▶ **GIVEN TASK**: Write out, word for word, the part of the records that opens with the line containing "cell-grade: 81% (Total" and closes with the line containing "header-resources: Resources (million", including both of those lines.

▶ **RECORDS FOR THE TASK**:

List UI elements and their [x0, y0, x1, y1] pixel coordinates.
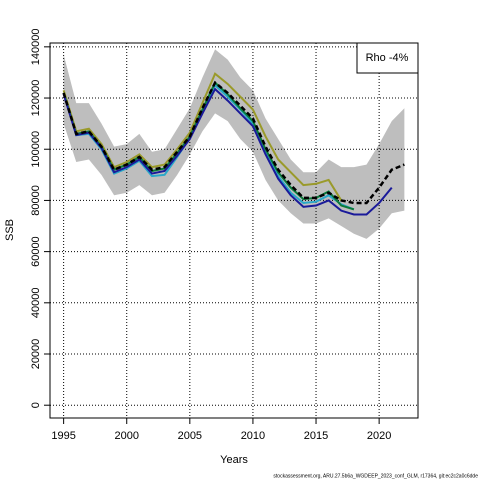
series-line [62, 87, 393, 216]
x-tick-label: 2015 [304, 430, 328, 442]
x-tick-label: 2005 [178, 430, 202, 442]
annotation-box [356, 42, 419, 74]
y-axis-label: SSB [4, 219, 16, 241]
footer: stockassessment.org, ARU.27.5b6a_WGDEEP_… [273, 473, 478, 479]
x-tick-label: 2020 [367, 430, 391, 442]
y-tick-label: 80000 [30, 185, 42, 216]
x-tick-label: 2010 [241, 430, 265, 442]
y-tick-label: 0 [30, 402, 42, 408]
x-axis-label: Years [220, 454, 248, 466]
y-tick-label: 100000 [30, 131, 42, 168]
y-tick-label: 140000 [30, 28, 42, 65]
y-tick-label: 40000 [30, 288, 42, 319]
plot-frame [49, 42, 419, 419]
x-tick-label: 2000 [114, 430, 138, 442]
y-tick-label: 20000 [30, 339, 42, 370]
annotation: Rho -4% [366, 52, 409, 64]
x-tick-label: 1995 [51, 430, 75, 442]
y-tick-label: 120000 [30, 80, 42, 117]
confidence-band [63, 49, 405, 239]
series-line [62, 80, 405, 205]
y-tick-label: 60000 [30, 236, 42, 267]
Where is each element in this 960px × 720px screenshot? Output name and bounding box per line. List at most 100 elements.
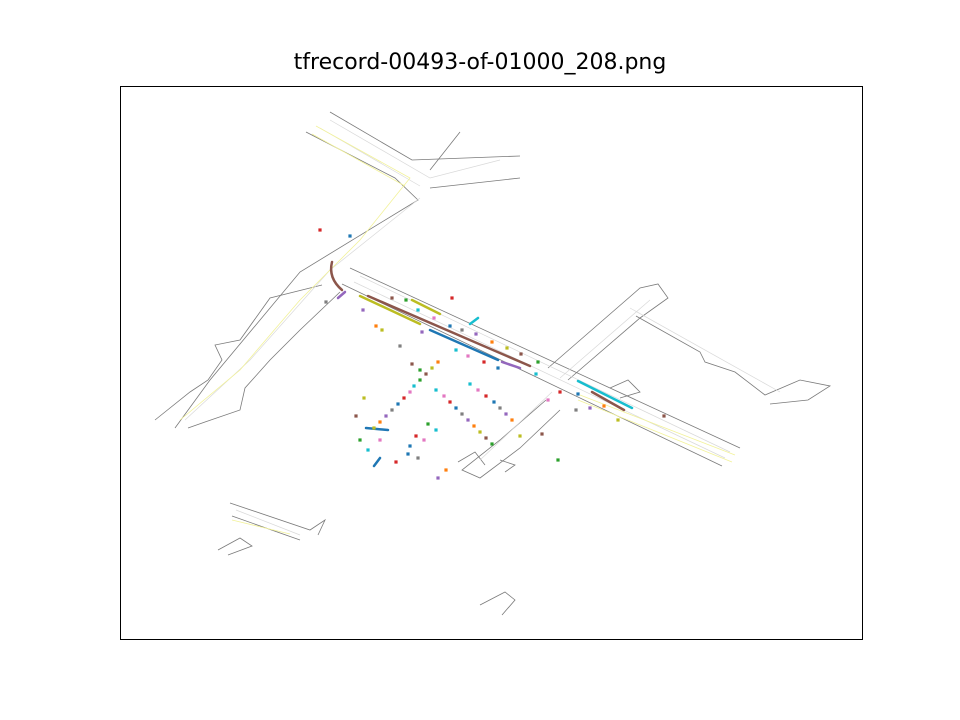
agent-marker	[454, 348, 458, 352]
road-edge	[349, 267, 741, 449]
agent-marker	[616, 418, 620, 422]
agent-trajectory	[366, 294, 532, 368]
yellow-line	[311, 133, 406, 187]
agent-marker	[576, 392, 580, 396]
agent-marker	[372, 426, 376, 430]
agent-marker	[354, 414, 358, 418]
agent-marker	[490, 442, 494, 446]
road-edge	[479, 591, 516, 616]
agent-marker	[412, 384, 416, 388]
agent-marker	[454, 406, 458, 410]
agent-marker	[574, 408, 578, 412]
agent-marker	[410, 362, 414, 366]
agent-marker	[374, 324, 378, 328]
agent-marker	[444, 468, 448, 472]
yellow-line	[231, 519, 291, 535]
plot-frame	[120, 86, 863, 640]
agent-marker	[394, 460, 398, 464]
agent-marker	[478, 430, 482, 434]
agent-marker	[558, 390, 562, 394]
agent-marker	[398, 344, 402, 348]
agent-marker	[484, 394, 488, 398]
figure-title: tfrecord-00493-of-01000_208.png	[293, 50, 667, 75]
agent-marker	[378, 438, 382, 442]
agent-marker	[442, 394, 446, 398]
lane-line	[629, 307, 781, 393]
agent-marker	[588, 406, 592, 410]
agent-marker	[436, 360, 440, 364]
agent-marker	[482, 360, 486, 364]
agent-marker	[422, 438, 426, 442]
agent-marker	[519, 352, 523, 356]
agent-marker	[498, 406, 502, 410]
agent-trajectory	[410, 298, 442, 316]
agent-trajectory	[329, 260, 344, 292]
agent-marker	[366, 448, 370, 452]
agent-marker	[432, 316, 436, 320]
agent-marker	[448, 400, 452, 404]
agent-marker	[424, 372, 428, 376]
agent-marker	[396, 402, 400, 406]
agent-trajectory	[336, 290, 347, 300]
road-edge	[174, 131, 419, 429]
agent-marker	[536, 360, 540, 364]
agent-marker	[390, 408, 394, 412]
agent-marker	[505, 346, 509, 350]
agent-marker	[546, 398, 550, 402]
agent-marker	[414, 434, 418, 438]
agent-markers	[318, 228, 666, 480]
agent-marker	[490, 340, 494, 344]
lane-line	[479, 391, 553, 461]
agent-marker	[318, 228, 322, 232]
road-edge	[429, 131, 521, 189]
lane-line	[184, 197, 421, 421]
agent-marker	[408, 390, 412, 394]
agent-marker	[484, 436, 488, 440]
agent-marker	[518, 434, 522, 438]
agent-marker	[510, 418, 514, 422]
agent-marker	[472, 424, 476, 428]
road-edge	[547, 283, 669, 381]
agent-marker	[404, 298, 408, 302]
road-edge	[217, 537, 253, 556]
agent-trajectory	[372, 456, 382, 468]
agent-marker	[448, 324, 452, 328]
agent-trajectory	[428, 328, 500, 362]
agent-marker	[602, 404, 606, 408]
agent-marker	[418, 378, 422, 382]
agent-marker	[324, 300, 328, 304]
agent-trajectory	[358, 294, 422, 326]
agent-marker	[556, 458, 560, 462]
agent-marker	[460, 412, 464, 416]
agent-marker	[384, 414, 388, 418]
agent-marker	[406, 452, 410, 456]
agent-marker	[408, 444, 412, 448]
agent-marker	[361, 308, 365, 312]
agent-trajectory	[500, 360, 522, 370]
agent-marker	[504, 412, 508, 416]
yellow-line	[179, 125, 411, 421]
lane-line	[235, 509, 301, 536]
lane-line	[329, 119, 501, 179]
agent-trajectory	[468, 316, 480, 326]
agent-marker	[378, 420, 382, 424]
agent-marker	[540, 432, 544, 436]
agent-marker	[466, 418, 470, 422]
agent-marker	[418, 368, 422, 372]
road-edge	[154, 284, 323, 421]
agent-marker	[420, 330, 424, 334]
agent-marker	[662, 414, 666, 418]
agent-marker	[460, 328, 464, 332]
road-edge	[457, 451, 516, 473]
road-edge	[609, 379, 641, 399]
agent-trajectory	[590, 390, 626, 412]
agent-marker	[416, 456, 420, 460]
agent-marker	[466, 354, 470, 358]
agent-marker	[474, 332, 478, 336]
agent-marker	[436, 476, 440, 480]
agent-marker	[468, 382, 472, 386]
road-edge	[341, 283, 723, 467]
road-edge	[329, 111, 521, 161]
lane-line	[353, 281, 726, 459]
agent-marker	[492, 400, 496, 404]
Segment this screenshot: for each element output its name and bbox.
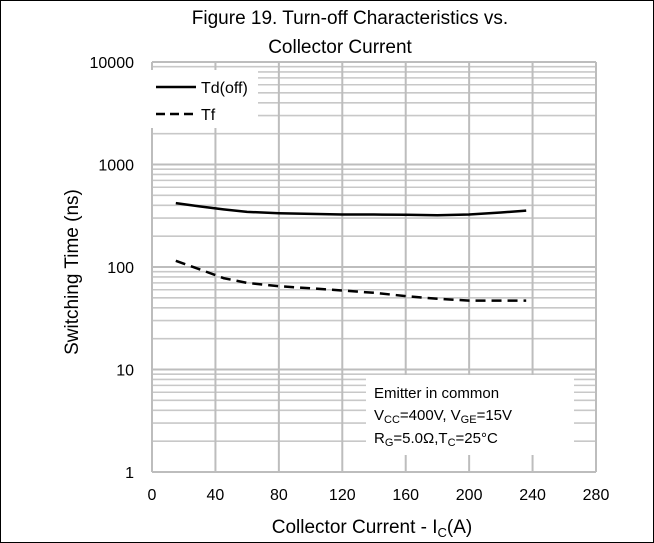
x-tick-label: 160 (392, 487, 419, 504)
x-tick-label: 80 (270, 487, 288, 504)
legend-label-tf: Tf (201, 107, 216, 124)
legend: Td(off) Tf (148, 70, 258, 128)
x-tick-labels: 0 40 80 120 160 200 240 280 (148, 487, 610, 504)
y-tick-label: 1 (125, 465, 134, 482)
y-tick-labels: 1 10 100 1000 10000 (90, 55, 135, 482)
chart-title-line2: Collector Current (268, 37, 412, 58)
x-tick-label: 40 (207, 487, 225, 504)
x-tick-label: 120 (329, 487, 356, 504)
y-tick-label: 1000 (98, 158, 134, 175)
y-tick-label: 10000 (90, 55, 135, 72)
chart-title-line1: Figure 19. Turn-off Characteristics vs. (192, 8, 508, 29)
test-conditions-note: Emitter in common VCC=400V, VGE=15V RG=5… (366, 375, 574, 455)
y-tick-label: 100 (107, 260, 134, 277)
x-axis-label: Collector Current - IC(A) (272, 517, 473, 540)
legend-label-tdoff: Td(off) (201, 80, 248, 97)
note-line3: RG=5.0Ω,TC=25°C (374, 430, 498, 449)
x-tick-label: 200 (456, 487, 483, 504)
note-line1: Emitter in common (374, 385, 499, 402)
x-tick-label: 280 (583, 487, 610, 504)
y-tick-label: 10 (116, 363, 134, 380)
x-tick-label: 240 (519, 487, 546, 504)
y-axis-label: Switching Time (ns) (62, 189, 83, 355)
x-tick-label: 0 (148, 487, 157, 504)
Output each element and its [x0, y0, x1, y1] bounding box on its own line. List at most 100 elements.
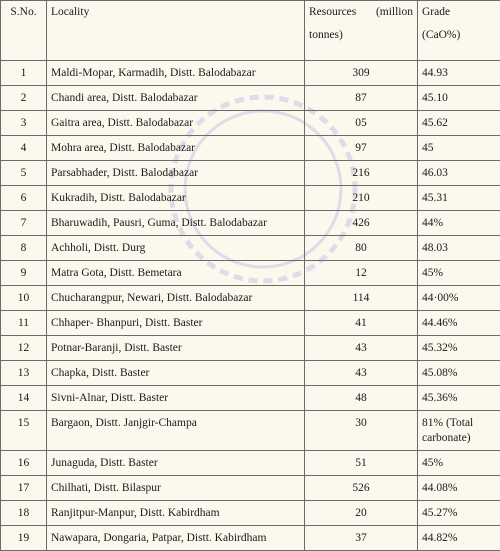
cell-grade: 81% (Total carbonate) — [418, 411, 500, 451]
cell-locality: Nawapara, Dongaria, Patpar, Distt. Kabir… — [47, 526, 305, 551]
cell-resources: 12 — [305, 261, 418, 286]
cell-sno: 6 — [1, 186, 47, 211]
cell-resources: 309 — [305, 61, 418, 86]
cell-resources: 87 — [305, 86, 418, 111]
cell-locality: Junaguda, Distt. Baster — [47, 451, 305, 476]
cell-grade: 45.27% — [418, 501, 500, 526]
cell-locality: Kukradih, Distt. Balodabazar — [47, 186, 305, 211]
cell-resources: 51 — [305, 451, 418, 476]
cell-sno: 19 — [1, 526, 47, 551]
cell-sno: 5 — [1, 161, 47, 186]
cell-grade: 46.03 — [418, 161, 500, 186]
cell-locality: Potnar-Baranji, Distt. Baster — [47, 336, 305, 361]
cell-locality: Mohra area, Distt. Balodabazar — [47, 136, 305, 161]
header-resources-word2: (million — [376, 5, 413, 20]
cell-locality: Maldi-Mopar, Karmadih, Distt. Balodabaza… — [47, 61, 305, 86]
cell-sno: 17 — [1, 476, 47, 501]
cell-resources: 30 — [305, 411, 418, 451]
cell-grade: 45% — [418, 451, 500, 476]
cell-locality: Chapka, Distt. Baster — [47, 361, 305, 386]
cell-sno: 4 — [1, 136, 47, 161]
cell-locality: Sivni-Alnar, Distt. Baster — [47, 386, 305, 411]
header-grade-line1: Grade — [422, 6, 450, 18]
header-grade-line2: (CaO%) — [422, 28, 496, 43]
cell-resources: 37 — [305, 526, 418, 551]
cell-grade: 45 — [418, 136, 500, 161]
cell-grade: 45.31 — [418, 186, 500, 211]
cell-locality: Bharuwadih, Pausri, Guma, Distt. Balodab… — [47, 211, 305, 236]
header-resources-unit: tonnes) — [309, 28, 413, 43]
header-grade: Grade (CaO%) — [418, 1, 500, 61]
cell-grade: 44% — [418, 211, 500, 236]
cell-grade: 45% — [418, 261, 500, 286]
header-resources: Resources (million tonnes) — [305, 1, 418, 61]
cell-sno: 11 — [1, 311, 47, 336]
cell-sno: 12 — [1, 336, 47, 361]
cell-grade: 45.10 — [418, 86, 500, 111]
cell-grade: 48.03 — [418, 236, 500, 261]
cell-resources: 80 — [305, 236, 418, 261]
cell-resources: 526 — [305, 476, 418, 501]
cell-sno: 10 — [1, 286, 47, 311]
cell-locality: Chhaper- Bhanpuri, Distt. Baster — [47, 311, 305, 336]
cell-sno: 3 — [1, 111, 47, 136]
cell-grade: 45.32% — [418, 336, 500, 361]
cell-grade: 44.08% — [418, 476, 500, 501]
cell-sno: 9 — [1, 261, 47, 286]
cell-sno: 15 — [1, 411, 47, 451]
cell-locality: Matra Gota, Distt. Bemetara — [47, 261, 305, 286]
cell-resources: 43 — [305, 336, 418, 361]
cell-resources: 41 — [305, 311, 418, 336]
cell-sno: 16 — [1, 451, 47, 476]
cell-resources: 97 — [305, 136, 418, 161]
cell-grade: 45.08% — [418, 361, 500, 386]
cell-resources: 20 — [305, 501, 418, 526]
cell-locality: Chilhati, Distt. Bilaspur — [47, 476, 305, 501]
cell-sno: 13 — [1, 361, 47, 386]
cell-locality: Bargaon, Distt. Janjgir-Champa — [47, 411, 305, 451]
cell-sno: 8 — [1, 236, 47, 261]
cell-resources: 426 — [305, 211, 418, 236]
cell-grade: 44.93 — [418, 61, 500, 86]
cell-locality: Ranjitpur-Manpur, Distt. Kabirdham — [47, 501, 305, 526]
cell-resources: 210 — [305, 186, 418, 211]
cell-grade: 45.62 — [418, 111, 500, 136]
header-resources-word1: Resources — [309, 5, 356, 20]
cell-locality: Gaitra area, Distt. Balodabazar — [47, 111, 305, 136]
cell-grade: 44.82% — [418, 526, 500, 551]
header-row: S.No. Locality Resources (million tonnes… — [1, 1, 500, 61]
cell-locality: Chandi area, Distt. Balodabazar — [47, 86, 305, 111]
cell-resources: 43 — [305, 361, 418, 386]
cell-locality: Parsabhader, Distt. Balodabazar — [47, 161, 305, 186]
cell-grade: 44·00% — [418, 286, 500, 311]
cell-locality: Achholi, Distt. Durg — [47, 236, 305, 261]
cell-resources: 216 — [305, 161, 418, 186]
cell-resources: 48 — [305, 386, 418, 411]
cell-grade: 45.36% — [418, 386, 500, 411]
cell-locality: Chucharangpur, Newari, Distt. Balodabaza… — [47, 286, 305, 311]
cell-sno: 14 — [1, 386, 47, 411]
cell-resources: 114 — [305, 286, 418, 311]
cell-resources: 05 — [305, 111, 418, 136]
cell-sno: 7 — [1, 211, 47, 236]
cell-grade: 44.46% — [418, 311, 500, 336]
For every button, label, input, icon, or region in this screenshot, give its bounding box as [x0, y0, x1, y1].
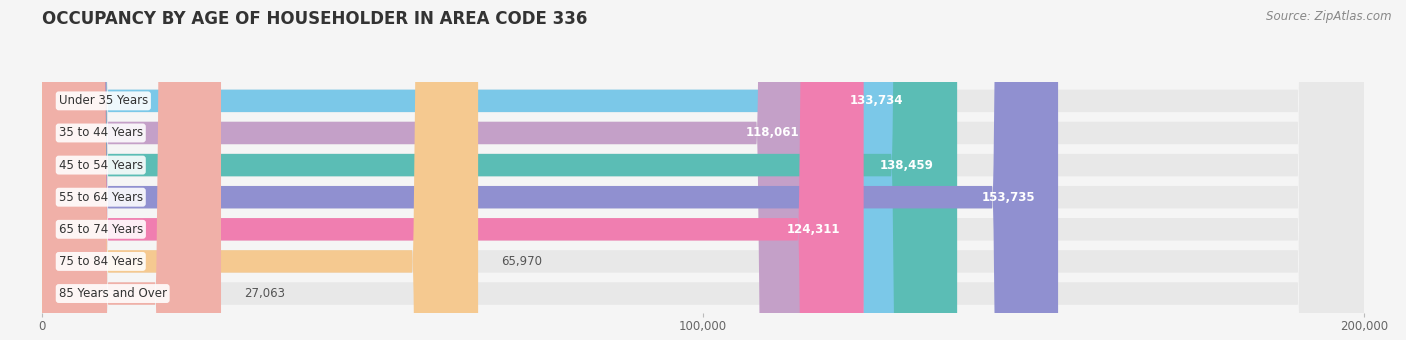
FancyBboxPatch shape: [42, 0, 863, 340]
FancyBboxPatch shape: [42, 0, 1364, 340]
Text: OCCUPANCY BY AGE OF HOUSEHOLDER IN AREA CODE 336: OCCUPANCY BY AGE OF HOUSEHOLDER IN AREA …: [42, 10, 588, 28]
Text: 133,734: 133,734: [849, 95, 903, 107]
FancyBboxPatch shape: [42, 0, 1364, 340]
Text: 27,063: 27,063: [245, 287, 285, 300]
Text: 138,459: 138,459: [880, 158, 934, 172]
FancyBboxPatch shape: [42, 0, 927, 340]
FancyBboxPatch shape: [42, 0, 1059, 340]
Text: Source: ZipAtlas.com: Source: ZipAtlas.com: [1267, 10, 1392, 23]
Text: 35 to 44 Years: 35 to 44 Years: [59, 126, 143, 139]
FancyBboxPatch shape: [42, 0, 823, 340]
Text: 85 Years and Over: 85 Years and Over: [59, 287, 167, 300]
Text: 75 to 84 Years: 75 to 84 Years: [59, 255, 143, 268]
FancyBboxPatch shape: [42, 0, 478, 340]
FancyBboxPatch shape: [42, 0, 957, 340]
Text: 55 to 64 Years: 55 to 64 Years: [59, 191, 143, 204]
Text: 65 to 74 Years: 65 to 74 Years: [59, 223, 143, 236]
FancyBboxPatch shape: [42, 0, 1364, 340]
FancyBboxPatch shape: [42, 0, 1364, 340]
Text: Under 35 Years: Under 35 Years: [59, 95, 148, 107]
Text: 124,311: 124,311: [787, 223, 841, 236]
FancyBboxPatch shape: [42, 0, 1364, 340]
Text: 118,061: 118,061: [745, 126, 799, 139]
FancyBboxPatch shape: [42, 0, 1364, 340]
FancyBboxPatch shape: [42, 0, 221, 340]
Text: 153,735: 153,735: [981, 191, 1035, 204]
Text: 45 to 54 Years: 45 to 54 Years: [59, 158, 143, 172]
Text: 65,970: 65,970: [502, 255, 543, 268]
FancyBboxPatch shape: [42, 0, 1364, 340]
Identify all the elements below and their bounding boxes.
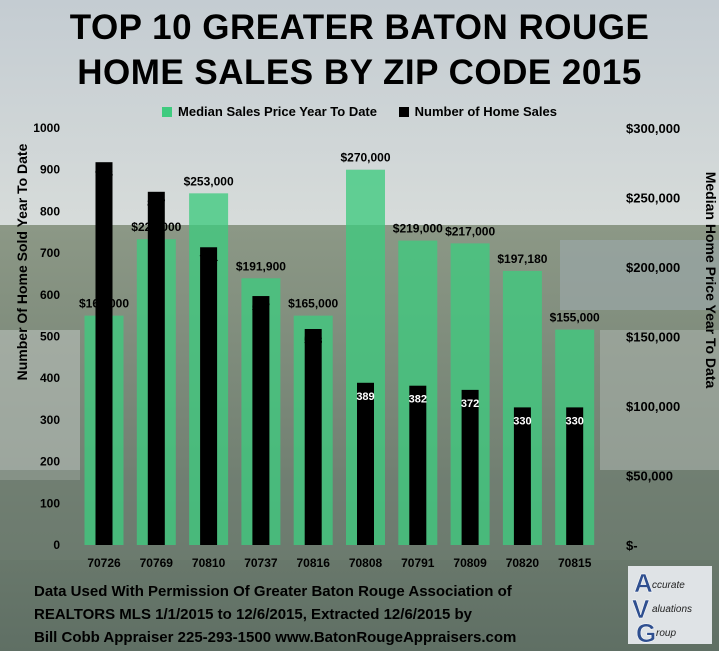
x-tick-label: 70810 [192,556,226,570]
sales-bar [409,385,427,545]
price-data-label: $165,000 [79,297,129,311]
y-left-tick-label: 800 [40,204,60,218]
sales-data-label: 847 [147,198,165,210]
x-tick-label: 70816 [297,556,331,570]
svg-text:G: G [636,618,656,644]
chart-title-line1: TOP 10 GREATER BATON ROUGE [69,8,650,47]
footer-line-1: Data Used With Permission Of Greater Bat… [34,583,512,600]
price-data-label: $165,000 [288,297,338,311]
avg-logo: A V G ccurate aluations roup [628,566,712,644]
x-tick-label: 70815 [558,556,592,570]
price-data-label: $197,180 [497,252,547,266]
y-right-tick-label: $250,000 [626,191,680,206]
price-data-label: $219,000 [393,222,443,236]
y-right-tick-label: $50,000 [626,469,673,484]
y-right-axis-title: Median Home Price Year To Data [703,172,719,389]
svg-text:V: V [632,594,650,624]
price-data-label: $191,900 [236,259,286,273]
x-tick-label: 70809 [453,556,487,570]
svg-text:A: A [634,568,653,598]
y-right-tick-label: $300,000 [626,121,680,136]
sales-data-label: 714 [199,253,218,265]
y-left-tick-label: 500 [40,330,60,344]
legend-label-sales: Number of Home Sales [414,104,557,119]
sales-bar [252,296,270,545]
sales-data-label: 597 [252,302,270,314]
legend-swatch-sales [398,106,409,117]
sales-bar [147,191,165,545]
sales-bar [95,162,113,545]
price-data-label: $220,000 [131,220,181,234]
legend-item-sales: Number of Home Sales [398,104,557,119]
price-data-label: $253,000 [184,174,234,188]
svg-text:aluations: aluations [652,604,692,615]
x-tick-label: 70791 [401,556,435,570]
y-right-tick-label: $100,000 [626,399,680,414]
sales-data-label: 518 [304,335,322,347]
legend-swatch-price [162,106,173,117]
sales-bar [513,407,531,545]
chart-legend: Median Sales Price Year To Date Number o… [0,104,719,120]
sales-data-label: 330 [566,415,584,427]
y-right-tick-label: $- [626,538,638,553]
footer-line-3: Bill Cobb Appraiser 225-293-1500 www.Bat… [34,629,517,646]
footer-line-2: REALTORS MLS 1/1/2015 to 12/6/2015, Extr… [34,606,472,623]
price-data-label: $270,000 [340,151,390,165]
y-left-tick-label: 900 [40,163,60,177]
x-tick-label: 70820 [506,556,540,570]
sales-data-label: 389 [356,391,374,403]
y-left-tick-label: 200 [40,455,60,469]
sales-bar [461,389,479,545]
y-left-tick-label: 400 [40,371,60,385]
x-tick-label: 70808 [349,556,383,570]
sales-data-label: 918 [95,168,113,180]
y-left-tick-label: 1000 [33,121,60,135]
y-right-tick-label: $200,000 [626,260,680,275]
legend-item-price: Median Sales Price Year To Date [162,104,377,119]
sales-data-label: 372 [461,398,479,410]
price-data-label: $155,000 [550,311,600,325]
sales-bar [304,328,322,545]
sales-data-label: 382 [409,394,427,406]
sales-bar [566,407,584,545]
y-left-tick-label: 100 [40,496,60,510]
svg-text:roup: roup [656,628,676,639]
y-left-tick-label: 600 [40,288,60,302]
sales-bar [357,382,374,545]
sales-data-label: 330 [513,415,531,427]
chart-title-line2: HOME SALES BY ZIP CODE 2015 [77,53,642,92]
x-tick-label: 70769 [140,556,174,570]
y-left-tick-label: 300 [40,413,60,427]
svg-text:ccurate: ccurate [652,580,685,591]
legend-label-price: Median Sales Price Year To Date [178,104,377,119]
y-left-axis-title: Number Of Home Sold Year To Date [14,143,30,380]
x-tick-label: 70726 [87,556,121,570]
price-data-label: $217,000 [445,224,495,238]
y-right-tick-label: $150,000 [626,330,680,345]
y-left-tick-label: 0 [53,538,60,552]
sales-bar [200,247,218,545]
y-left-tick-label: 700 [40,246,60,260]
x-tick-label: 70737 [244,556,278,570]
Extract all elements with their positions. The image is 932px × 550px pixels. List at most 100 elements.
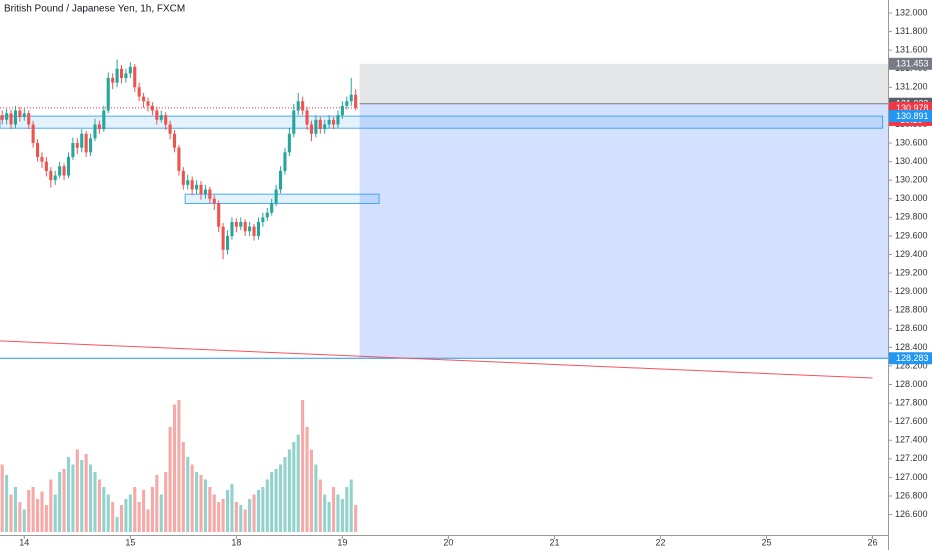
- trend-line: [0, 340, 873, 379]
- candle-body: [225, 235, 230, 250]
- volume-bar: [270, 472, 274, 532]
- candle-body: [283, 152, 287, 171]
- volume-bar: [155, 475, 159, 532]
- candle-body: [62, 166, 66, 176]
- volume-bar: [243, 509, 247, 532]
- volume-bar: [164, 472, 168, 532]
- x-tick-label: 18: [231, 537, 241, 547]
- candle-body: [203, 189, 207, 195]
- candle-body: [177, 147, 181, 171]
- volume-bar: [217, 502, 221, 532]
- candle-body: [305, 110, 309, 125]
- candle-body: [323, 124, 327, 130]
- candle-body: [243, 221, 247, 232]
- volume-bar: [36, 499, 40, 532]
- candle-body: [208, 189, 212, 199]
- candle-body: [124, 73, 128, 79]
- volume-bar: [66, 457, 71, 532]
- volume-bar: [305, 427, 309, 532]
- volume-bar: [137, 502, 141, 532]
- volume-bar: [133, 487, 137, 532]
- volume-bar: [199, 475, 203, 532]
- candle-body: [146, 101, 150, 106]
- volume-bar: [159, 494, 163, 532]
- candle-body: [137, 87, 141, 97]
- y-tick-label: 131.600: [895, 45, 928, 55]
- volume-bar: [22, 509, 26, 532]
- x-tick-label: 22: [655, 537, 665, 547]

▶ **TASK ANSWER**:
cell-grade: 81% (Total carbonate) — [418, 411, 500, 451]
cell-locality: Nawapara, Dongaria, Patpar, Distt. Kabir… — [47, 526, 305, 551]
cell-resources: 12 — [305, 261, 418, 286]
cell-sno: 6 — [1, 186, 47, 211]
cell-resources: 309 — [305, 61, 418, 86]
cell-resources: 87 — [305, 86, 418, 111]
cell-locality: Junaguda, Distt. Baster — [47, 451, 305, 476]
cell-grade: 45.27% — [418, 501, 500, 526]
cell-locality: Kukradih, Distt. Balodabazar — [47, 186, 305, 211]
cell-resources: 51 — [305, 451, 418, 476]
cell-sno: 19 — [1, 526, 47, 551]
cell-sno: 5 — [1, 161, 47, 186]
cell-grade: 46.03 — [418, 161, 500, 186]
cell-locality: Potnar-Baranji, Distt. Baster — [47, 336, 305, 361]
cell-locality: Mohra area, Distt. Balodabazar — [47, 136, 305, 161]
header-resources-word2: (million — [376, 5, 413, 20]
cell-locality: Maldi-Mopar, Karmadih, Distt. Balodabaza… — [47, 61, 305, 86]
cell-sno: 17 — [1, 476, 47, 501]
cell-resources: 30 — [305, 411, 418, 451]
cell-grade: 45% — [418, 451, 500, 476]
cell-locality: Chapka, Distt. Baster — [47, 361, 305, 386]
cell-sno: 4 — [1, 136, 47, 161]
cell-locality: Sivni-Alnar, Distt. Baster — [47, 386, 305, 411]
header-grade-line1: Grade — [422, 6, 450, 18]
header-grade-line2: (CaO%) — [422, 28, 496, 43]
cell-resources: 37 — [305, 526, 418, 551]
cell-grade: 45 — [418, 136, 500, 161]
cell-grade: 45.31 — [418, 186, 500, 211]
cell-locality: Bharuwadih, Pausri, Guma, Distt. Balodab… — [47, 211, 305, 236]
header-resources-unit: tonnes) — [309, 28, 413, 43]
header-grade: Grade (CaO%) — [418, 1, 500, 61]
cell-grade: 44% — [418, 211, 500, 236]
cell-grade: 45% — [418, 261, 500, 286]
header-resources: Resources (million tonnes) — [305, 1, 418, 61]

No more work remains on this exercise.